▸ **PROBLEM DESCRIPTION**
Count, in the entries below, the lines in which "find" occurs. Give the number, nothing more.

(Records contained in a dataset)
#####
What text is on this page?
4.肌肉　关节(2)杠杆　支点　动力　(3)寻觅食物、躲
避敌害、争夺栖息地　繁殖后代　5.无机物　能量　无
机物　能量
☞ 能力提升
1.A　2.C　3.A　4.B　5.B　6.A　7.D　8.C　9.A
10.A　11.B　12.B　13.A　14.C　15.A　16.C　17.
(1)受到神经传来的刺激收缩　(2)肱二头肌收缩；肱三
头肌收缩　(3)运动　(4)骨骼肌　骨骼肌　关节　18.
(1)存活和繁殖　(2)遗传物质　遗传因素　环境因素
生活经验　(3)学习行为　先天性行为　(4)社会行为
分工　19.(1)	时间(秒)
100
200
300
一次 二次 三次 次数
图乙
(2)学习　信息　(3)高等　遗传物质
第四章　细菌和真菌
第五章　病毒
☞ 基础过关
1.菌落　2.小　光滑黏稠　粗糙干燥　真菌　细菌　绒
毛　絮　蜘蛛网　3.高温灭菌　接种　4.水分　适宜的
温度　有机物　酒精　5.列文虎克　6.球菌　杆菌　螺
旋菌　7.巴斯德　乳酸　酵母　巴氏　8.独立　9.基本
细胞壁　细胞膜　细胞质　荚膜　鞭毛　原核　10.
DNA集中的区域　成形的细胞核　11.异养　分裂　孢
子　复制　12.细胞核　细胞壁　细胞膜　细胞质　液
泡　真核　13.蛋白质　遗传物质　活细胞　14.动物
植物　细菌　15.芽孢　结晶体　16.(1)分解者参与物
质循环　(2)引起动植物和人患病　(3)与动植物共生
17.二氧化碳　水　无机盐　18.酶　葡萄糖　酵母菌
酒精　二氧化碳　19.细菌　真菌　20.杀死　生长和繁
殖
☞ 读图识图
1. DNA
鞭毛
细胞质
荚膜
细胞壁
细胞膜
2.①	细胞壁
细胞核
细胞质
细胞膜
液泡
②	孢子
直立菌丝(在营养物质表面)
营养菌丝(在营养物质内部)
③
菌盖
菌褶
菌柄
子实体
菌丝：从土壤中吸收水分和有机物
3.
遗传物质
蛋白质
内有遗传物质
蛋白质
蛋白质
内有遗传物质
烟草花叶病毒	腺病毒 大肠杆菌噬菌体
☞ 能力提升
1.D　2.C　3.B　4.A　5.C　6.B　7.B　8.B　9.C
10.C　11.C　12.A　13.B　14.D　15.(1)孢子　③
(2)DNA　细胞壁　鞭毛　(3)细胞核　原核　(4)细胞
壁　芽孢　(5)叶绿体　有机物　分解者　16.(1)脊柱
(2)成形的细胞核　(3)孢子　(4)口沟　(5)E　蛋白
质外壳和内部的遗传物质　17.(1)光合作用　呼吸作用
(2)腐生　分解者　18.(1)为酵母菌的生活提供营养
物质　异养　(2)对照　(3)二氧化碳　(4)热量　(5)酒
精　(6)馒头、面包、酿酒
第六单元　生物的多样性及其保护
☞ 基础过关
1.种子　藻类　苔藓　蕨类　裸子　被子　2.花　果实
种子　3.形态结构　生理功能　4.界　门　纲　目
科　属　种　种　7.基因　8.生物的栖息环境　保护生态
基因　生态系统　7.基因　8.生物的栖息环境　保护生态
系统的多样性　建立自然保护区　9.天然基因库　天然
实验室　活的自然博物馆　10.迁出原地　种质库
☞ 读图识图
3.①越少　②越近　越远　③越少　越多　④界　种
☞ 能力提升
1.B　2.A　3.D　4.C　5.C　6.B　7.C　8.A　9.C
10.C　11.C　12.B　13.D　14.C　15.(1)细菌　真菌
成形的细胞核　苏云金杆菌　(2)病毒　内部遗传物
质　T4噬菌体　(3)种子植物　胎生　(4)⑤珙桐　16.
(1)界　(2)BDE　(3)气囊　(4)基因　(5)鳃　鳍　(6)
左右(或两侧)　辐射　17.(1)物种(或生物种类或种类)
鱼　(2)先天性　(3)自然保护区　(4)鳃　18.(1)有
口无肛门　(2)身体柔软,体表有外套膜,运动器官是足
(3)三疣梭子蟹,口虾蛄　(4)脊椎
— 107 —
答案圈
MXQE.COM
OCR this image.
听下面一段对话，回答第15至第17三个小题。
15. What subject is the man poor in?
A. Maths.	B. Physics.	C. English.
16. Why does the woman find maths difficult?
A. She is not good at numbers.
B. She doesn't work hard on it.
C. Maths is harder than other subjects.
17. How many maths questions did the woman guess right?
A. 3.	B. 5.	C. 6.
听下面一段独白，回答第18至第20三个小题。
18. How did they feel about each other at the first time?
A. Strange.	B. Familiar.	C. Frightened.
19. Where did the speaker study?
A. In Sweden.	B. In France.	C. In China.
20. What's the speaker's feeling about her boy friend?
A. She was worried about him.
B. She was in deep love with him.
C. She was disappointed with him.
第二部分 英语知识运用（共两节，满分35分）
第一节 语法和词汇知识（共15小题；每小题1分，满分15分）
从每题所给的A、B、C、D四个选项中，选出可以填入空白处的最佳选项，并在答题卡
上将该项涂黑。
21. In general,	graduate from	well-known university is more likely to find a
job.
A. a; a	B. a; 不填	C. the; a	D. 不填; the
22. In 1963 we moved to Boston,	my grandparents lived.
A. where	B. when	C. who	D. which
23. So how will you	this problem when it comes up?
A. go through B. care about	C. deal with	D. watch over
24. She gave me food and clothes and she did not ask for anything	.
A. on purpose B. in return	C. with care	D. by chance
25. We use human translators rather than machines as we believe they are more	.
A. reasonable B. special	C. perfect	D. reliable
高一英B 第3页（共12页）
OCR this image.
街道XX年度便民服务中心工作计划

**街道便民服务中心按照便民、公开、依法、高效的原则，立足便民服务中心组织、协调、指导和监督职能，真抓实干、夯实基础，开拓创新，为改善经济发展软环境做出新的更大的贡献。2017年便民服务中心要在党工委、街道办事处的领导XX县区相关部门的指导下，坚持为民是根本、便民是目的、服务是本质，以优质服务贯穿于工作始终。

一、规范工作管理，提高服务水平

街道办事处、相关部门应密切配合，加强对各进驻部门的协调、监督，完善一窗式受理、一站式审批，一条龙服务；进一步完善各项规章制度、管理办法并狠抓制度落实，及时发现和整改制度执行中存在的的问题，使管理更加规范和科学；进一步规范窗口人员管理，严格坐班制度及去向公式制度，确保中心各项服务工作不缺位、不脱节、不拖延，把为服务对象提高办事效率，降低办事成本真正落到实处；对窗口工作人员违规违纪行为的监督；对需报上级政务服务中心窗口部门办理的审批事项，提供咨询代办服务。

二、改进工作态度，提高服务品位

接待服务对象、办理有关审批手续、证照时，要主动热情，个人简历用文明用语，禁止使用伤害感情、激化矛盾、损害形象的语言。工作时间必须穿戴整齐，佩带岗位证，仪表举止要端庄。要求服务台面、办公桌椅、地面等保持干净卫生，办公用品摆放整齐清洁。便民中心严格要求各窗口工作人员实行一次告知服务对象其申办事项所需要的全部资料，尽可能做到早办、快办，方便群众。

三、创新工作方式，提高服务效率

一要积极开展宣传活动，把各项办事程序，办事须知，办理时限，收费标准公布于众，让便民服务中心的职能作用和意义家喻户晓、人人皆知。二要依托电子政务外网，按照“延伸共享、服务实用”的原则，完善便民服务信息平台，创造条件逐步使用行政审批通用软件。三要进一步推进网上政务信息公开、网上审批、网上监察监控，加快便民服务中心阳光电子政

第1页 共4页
#####
▸ **WRITTEN ANSWER**
2